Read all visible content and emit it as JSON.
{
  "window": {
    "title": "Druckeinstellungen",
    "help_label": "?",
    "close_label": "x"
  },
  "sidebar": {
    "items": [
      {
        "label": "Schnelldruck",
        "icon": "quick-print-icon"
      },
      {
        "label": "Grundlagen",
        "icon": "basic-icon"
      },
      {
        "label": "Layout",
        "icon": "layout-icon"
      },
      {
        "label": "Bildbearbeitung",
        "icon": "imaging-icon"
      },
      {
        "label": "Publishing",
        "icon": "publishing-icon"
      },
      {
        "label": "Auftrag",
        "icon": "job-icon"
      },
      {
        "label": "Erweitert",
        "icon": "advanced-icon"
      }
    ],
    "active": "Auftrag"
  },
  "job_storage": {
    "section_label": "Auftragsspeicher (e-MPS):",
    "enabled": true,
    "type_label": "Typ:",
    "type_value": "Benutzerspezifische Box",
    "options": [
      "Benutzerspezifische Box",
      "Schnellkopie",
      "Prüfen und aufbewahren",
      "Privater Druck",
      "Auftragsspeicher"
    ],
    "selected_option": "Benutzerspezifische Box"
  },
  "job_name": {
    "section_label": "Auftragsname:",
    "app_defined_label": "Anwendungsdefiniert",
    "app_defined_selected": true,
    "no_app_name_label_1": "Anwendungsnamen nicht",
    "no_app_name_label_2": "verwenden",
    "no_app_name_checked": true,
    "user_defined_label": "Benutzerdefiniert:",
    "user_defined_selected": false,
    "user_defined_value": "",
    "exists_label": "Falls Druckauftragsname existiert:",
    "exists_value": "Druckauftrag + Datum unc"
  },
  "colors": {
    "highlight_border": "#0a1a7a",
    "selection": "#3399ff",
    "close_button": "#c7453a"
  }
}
******
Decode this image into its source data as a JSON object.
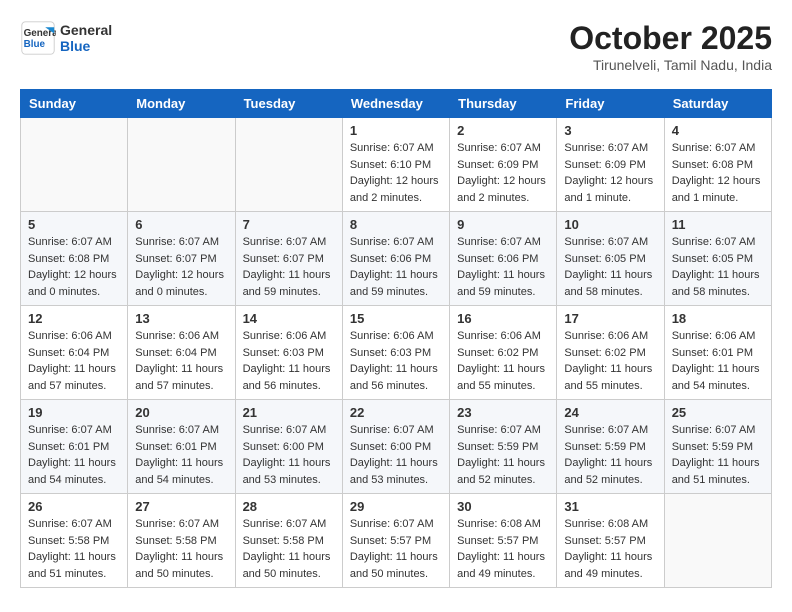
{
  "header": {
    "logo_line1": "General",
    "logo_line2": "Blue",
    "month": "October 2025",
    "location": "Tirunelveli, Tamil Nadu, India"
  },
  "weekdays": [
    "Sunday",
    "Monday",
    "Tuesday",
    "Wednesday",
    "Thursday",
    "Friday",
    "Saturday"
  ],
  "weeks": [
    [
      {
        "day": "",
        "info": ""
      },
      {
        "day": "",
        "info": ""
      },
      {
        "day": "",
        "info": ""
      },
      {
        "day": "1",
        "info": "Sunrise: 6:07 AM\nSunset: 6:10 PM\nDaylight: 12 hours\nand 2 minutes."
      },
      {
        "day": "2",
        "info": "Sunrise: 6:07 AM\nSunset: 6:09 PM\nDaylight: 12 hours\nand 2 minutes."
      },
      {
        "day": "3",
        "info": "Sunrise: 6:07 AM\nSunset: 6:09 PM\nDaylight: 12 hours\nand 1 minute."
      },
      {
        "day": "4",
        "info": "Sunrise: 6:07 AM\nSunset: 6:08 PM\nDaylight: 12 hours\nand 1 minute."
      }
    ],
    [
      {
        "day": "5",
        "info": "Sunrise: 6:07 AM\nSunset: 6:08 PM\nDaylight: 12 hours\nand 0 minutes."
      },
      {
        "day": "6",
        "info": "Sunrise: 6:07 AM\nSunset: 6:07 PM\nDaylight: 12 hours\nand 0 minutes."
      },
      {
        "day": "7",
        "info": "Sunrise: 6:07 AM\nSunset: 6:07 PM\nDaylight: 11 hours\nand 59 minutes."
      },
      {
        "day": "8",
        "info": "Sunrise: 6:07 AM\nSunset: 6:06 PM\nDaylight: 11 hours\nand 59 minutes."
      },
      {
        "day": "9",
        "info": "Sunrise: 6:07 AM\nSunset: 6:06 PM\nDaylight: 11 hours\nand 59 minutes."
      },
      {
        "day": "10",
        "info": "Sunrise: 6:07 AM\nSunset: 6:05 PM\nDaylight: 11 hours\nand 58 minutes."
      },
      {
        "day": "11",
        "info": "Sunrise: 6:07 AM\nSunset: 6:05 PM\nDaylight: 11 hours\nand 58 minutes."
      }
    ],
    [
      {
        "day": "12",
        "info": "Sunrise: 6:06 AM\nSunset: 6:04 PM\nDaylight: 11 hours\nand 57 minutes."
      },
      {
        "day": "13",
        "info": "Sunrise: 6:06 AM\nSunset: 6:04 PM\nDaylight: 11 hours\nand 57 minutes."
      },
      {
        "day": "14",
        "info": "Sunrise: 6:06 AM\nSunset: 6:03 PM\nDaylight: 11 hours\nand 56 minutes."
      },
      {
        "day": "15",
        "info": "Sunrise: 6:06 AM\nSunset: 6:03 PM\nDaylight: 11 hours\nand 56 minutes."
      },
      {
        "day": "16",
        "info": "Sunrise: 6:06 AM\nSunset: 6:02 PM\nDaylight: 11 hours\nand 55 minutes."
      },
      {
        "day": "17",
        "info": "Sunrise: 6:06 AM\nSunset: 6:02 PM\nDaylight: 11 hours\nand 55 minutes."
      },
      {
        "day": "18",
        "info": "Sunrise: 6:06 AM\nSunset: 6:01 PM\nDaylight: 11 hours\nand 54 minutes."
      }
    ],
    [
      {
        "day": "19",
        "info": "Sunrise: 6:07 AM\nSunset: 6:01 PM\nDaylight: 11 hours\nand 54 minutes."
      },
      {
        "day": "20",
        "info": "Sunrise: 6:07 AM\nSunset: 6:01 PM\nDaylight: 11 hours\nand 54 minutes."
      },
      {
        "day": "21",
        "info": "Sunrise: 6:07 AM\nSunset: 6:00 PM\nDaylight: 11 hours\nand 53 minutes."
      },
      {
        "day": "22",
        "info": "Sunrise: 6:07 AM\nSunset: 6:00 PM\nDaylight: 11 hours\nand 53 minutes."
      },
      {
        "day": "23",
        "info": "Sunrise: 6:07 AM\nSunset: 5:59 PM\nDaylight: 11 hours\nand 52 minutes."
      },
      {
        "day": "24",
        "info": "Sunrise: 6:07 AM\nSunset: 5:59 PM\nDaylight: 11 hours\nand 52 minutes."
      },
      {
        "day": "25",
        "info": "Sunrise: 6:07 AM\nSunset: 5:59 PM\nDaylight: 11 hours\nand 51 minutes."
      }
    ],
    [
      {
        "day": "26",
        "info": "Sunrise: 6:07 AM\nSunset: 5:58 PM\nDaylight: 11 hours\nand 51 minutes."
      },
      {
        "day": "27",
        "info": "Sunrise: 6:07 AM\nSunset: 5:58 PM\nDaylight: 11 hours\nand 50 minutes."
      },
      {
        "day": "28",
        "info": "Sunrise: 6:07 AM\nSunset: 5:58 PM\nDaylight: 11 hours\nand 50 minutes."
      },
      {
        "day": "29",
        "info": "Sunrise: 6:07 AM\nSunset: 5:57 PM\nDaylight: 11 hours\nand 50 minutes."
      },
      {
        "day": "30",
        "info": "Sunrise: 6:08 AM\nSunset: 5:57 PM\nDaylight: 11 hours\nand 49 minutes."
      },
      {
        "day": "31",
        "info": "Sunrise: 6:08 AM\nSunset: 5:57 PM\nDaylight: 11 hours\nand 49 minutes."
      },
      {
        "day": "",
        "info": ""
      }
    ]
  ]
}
******
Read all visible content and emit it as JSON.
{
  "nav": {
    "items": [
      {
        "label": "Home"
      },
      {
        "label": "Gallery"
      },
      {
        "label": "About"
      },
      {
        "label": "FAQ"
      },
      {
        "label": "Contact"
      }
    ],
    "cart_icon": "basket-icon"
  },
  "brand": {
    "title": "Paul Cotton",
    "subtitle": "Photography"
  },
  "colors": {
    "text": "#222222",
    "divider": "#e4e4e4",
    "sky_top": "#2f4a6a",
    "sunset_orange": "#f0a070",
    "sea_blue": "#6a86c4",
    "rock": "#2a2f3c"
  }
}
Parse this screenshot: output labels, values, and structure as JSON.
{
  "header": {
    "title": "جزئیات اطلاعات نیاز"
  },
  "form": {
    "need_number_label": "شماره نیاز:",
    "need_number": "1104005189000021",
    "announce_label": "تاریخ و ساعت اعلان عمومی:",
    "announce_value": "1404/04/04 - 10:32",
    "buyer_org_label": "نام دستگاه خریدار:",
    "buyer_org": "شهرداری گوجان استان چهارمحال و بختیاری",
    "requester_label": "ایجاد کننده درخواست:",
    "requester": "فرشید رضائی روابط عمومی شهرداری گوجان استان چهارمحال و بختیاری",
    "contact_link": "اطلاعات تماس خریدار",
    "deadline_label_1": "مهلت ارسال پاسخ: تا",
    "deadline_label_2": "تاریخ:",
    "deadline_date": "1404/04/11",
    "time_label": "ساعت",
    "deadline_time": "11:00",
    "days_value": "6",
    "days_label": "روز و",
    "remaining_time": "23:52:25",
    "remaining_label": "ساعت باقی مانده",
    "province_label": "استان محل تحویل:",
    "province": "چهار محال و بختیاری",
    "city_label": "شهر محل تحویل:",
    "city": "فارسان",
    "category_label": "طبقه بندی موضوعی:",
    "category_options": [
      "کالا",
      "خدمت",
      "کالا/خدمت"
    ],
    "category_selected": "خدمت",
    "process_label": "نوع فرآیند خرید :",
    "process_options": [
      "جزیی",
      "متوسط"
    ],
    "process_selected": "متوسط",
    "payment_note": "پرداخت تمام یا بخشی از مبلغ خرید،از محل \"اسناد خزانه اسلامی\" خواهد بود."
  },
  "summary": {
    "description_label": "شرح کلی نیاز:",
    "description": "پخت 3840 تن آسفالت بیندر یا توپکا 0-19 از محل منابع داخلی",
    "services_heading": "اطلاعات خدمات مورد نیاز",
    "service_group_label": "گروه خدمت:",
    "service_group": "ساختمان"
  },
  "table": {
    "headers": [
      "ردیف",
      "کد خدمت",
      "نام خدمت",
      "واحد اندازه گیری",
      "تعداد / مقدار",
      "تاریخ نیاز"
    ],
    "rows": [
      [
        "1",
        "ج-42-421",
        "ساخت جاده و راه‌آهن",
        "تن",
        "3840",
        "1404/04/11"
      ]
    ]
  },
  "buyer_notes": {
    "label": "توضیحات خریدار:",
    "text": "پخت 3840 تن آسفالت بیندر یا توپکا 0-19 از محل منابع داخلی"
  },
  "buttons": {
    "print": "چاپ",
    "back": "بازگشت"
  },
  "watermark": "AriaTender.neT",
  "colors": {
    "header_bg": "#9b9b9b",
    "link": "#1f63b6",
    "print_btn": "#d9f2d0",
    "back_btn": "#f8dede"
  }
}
******
▶ **TASK REQUIREMENTS**: Collect, from the material above, every line containing the word "استان".

▶ **EXERCISE RESULT**:
    "buyer_org": "شهرداری گوجان استان چهارمحال و بختیاری",
    "requester": "فرشید رضائی روابط عمومی شهرداری گوجان استان چهارمحال و بختیاری",
    "province_label": "استان محل تحویل:",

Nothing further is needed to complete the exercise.